RECORDS SHOWN ::
:::

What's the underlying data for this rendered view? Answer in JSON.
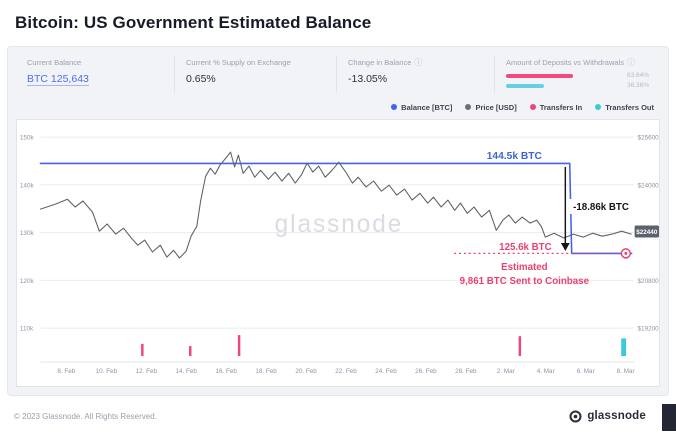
{
  "header": {
    "title": "Bitcoin: US Government Estimated Balance"
  },
  "stats": [
    {
      "label": "Current Balance",
      "value": "BTC 125,643"
    },
    {
      "label": "Current % Supply on Exchange",
      "value": "0.65%"
    },
    {
      "label": "Change in Balance",
      "value": "-13.05%"
    },
    {
      "label": "Amount of Deposits vs Withdrawals",
      "bars": [
        {
          "pct": "63.64%",
          "width": 63.64,
          "color": "#ef4b7e"
        },
        {
          "pct": "36.36%",
          "width": 36.36,
          "color": "#66cfe3"
        }
      ]
    }
  ],
  "legend": [
    {
      "label": "Balance [BTC]",
      "color": "#4263eb"
    },
    {
      "label": "Price [USD]",
      "color": "#696e78"
    },
    {
      "label": "Transfers In",
      "color": "#f0447c"
    },
    {
      "label": "Transfers Out",
      "color": "#3bc9db"
    }
  ],
  "chart_data": {
    "type": "line",
    "title": "Bitcoin: US Government Estimated Balance",
    "watermark": "glassnode",
    "x_axis": {
      "min": 6.7,
      "max": 36.4,
      "ticks": [
        {
          "d": 8,
          "label": "8. Feb"
        },
        {
          "d": 10,
          "label": "10. Feb"
        },
        {
          "d": 12,
          "label": "12. Feb"
        },
        {
          "d": 14,
          "label": "14. Feb"
        },
        {
          "d": 16,
          "label": "16. Feb"
        },
        {
          "d": 18,
          "label": "18. Feb"
        },
        {
          "d": 20,
          "label": "20. Feb"
        },
        {
          "d": 22,
          "label": "22. Feb"
        },
        {
          "d": 24,
          "label": "24. Feb"
        },
        {
          "d": 26,
          "label": "26. Feb"
        },
        {
          "d": 28,
          "label": "28. Feb"
        },
        {
          "d": 30,
          "label": "2. Mar"
        },
        {
          "d": 32,
          "label": "4. Mar"
        },
        {
          "d": 34,
          "label": "6. Mar"
        },
        {
          "d": 36,
          "label": "8. Mar"
        }
      ]
    },
    "y_left": {
      "min": 102900,
      "max": 151500,
      "ticks": [
        {
          "v": 150000,
          "label": "150k"
        },
        {
          "v": 140000,
          "label": "140k"
        },
        {
          "v": 130000,
          "label": "130k"
        },
        {
          "v": 120000,
          "label": "120k"
        },
        {
          "v": 110000,
          "label": "110k"
        }
      ]
    },
    "y_right": {
      "min": 18064,
      "max": 25841,
      "ticks": [
        {
          "v": 25600,
          "label": "$25600"
        },
        {
          "v": 24000,
          "label": "$24000"
        },
        {
          "v": 22400,
          "label": "$22400"
        },
        {
          "v": 20800,
          "label": "$20800"
        },
        {
          "v": 19200,
          "label": "$19200"
        }
      ]
    },
    "series": [
      {
        "name": "Balance [BTC]",
        "axis": "left",
        "color": "#4263eb",
        "points": [
          [
            6.7,
            144500
          ],
          [
            33.2,
            144500
          ],
          [
            33.3,
            125643
          ],
          [
            36.3,
            125643
          ]
        ]
      },
      {
        "name": "Price [USD]",
        "axis": "right",
        "color": "#5f6368",
        "points": [
          [
            6.7,
            23190
          ],
          [
            7.47,
            23360
          ],
          [
            8.05,
            23520
          ],
          [
            8.44,
            23260
          ],
          [
            8.83,
            23460
          ],
          [
            9.31,
            23090
          ],
          [
            9.65,
            22450
          ],
          [
            10.04,
            22690
          ],
          [
            10.47,
            22350
          ],
          [
            10.86,
            22550
          ],
          [
            11.25,
            22220
          ],
          [
            11.58,
            21980
          ],
          [
            11.92,
            22150
          ],
          [
            12.31,
            21750
          ],
          [
            12.7,
            21980
          ],
          [
            13.03,
            21580
          ],
          [
            13.37,
            21810
          ],
          [
            13.66,
            21550
          ],
          [
            14.0,
            21780
          ],
          [
            14.24,
            22280
          ],
          [
            14.53,
            22620
          ],
          [
            14.72,
            23460
          ],
          [
            14.97,
            24290
          ],
          [
            15.21,
            24560
          ],
          [
            15.45,
            24360
          ],
          [
            15.69,
            24660
          ],
          [
            15.98,
            24900
          ],
          [
            16.22,
            25100
          ],
          [
            16.42,
            24600
          ],
          [
            16.61,
            25000
          ],
          [
            16.85,
            24390
          ],
          [
            17.14,
            24630
          ],
          [
            17.43,
            24260
          ],
          [
            17.72,
            24490
          ],
          [
            18.11,
            24190
          ],
          [
            18.45,
            24430
          ],
          [
            18.79,
            24130
          ],
          [
            19.13,
            24390
          ],
          [
            19.46,
            24060
          ],
          [
            19.76,
            24330
          ],
          [
            20.05,
            24730
          ],
          [
            20.34,
            24430
          ],
          [
            20.63,
            24630
          ],
          [
            20.96,
            24260
          ],
          [
            21.3,
            24490
          ],
          [
            21.64,
            24760
          ],
          [
            22.03,
            24390
          ],
          [
            22.32,
            24060
          ],
          [
            22.61,
            24260
          ],
          [
            23.0,
            23930
          ],
          [
            23.38,
            24130
          ],
          [
            23.77,
            23790
          ],
          [
            24.16,
            23990
          ],
          [
            24.54,
            23660
          ],
          [
            24.93,
            23860
          ],
          [
            25.31,
            23490
          ],
          [
            25.7,
            23720
          ],
          [
            26.09,
            23390
          ],
          [
            26.38,
            23590
          ],
          [
            26.76,
            23260
          ],
          [
            27.1,
            23490
          ],
          [
            27.44,
            23150
          ],
          [
            27.73,
            23390
          ],
          [
            28.07,
            23050
          ],
          [
            28.41,
            23260
          ],
          [
            28.79,
            22920
          ],
          [
            29.18,
            23150
          ],
          [
            29.52,
            22480
          ],
          [
            29.86,
            22820
          ],
          [
            30.15,
            22990
          ],
          [
            30.48,
            22720
          ],
          [
            30.82,
            22920
          ],
          [
            31.21,
            22720
          ],
          [
            31.55,
            22820
          ],
          [
            31.79,
            22590
          ],
          [
            31.98,
            22250
          ],
          [
            32.42,
            22380
          ],
          [
            32.9,
            22220
          ],
          [
            33.38,
            22350
          ],
          [
            33.87,
            22250
          ],
          [
            34.35,
            22380
          ],
          [
            34.83,
            22280
          ],
          [
            35.32,
            22350
          ],
          [
            35.8,
            22450
          ],
          [
            36.28,
            22350
          ]
        ]
      }
    ],
    "transfers_in": {
      "color": "#f0447c",
      "bars": [
        [
          11.8,
          0.55
        ],
        [
          14.2,
          0.45
        ],
        [
          16.65,
          0.95
        ],
        [
          30.7,
          0.9
        ]
      ]
    },
    "transfers_out": {
      "color": "#3bc9db",
      "bars": [
        [
          35.9,
          0.8
        ]
      ]
    },
    "annotations": {
      "peak_label": "144.5k BTC",
      "drop_label": "-18.86k BTC",
      "low_label": "125.6k BTC",
      "note_line1": "Estimated",
      "note_line2": "9,861 BTC Sent to Coinbase",
      "dashed_level": 125643,
      "price_tag": "$22440",
      "price_tag_value": 22440,
      "colors": {
        "peak": "#3e63e0",
        "drop": "#14161c",
        "low": "#e8426f"
      }
    }
  },
  "footer": {
    "copyright": "© 2023 Glassnode. All Rights Reserved.",
    "logo": "glassnode"
  }
}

:::

Please transcribe the material above exactly as written. Leave the pictures out.

ANSWER TO THIS PROBLEM ::
What's the underlying data for this rendered view? Answer in JSON.
{
  "header": {
    "title": "Bitcoin: US Government Estimated Balance"
  },
  "stats": [
    {
      "label": "Current Balance",
      "value": "BTC 125,643"
    },
    {
      "label": "Current % Supply on Exchange",
      "value": "0.65%"
    },
    {
      "label": "Change in Balance",
      "value": "-13.05%"
    },
    {
      "label": "Amount of Deposits vs Withdrawals",
      "bars": [
        {
          "pct": "63.64%",
          "width": 63.64,
          "color": "#ef4b7e"
        },
        {
          "pct": "36.36%",
          "width": 36.36,
          "color": "#66cfe3"
        }
      ]
    }
  ],
  "legend": [
    {
      "label": "Balance [BTC]",
      "color": "#4263eb"
    },
    {
      "label": "Price [USD]",
      "color": "#696e78"
    },
    {
      "label": "Transfers In",
      "color": "#f0447c"
    },
    {
      "label": "Transfers Out",
      "color": "#3bc9db"
    }
  ],
  "chart_data": {
    "type": "line",
    "title": "Bitcoin: US Government Estimated Balance",
    "watermark": "glassnode",
    "x_axis": {
      "min": 6.7,
      "max": 36.4,
      "ticks": [
        {
          "d": 8,
          "label": "8. Feb"
        },
        {
          "d": 10,
          "label": "10. Feb"
        },
        {
          "d": 12,
          "label": "12. Feb"
        },
        {
          "d": 14,
          "label": "14. Feb"
        },
        {
          "d": 16,
          "label": "16. Feb"
        },
        {
          "d": 18,
          "label": "18. Feb"
        },
        {
          "d": 20,
          "label": "20. Feb"
        },
        {
          "d": 22,
          "label": "22. Feb"
        },
        {
          "d": 24,
          "label": "24. Feb"
        },
        {
          "d": 26,
          "label": "26. Feb"
        },
        {
          "d": 28,
          "label": "28. Feb"
        },
        {
          "d": 30,
          "label": "2. Mar"
        },
        {
          "d": 32,
          "label": "4. Mar"
        },
        {
          "d": 34,
          "label": "6. Mar"
        },
        {
          "d": 36,
          "label": "8. Mar"
        }
      ]
    },
    "y_left": {
      "min": 102900,
      "max": 151500,
      "ticks": [
        {
          "v": 150000,
          "label": "150k"
        },
        {
          "v": 140000,
          "label": "140k"
        },
        {
          "v": 130000,
          "label": "130k"
        },
        {
          "v": 120000,
          "label": "120k"
        },
        {
          "v": 110000,
          "label": "110k"
        }
      ]
    },
    "y_right": {
      "min": 18064,
      "max": 25841,
      "ticks": [
        {
          "v": 25600,
          "label": "$25600"
        },
        {
          "v": 24000,
          "label": "$24000"
        },
        {
          "v": 22400,
          "label": "$22400"
        },
        {
          "v": 20800,
          "label": "$20800"
        },
        {
          "v": 19200,
          "label": "$19200"
        }
      ]
    },
    "series": [
      {
        "name": "Balance [BTC]",
        "axis": "left",
        "color": "#4263eb",
        "points": [
          [
            6.7,
            144500
          ],
          [
            33.2,
            144500
          ],
          [
            33.3,
            125643
          ],
          [
            36.3,
            125643
          ]
        ]
      },
      {
        "name": "Price [USD]",
        "axis": "right",
        "color": "#5f6368",
        "points": [
          [
            6.7,
            23190
          ],
          [
            7.47,
            23360
          ],
          [
            8.05,
            23520
          ],
          [
            8.44,
            23260
          ],
          [
            8.83,
            23460
          ],
          [
            9.31,
            23090
          ],
          [
            9.65,
            22450
          ],
          [
            10.04,
            22690
          ],
          [
            10.47,
            22350
          ],
          [
            10.86,
            22550
          ],
          [
            11.25,
            22220
          ],
          [
            11.58,
            21980
          ],
          [
            11.92,
            22150
          ],
          [
            12.31,
            21750
          ],
          [
            12.7,
            21980
          ],
          [
            13.03,
            21580
          ],
          [
            13.37,
            21810
          ],
          [
            13.66,
            21550
          ],
          [
            14.0,
            21780
          ],
          [
            14.24,
            22280
          ],
          [
            14.53,
            22620
          ],
          [
            14.72,
            23460
          ],
          [
            14.97,
            24290
          ],
          [
            15.21,
            24560
          ],
          [
            15.45,
            24360
          ],
          [
            15.69,
            24660
          ],
          [
            15.98,
            24900
          ],
          [
            16.22,
            25100
          ],
          [
            16.42,
            24600
          ],
          [
            16.61,
            25000
          ],
          [
            16.85,
            24390
          ],
          [
            17.14,
            24630
          ],
          [
            17.43,
            24260
          ],
          [
            17.72,
            24490
          ],
          [
            18.11,
            24190
          ],
          [
            18.45,
            24430
          ],
          [
            18.79,
            24130
          ],
          [
            19.13,
            24390
          ],
          [
            19.46,
            24060
          ],
          [
            19.76,
            24330
          ],
          [
            20.05,
            24730
          ],
          [
            20.34,
            24430
          ],
          [
            20.63,
            24630
          ],
          [
            20.96,
            24260
          ],
          [
            21.3,
            24490
          ],
          [
            21.64,
            24760
          ],
          [
            22.03,
            24390
          ],
          [
            22.32,
            24060
          ],
          [
            22.61,
            24260
          ],
          [
            23.0,
            23930
          ],
          [
            23.38,
            24130
          ],
          [
            23.77,
            23790
          ],
          [
            24.16,
            23990
          ],
          [
            24.54,
            23660
          ],
          [
            24.93,
            23860
          ],
          [
            25.31,
            23490
          ],
          [
            25.7,
            23720
          ],
          [
            26.09,
            23390
          ],
          [
            26.38,
            23590
          ],
          [
            26.76,
            23260
          ],
          [
            27.1,
            23490
          ],
          [
            27.44,
            23150
          ],
          [
            27.73,
            23390
          ],
          [
            28.07,
            23050
          ],
          [
            28.41,
            23260
          ],
          [
            28.79,
            22920
          ],
          [
            29.18,
            23150
          ],
          [
            29.52,
            22480
          ],
          [
            29.86,
            22820
          ],
          [
            30.15,
            22990
          ],
          [
            30.48,
            22720
          ],
          [
            30.82,
            22920
          ],
          [
            31.21,
            22720
          ],
          [
            31.55,
            22820
          ],
          [
            31.79,
            22590
          ],
          [
            31.98,
            22250
          ],
          [
            32.42,
            22380
          ],
          [
            32.9,
            22220
          ],
          [
            33.38,
            22350
          ],
          [
            33.87,
            22250
          ],
          [
            34.35,
            22380
          ],
          [
            34.83,
            22280
          ],
          [
            35.32,
            22350
          ],
          [
            35.8,
            22450
          ],
          [
            36.28,
            22350
          ]
        ]
      }
    ],
    "transfers_in": {
      "color": "#f0447c",
      "bars": [
        [
          11.8,
          0.55
        ],
        [
          14.2,
          0.45
        ],
        [
          16.65,
          0.95
        ],
        [
          30.7,
          0.9
        ]
      ]
    },
    "transfers_out": {
      "color": "#3bc9db",
      "bars": [
        [
          35.9,
          0.8
        ]
      ]
    },
    "annotations": {
      "peak_label": "144.5k BTC",
      "drop_label": "-18.86k BTC",
      "low_label": "125.6k BTC",
      "note_line1": "Estimated",
      "note_line2": "9,861 BTC Sent to Coinbase",
      "dashed_level": 125643,
      "price_tag": "$22440",
      "price_tag_value": 22440,
      "colors": {
        "peak": "#3e63e0",
        "drop": "#14161c",
        "low": "#e8426f"
      }
    }
  },
  "footer": {
    "copyright": "© 2023 Glassnode. All Rights Reserved.",
    "logo": "glassnode"
  }
}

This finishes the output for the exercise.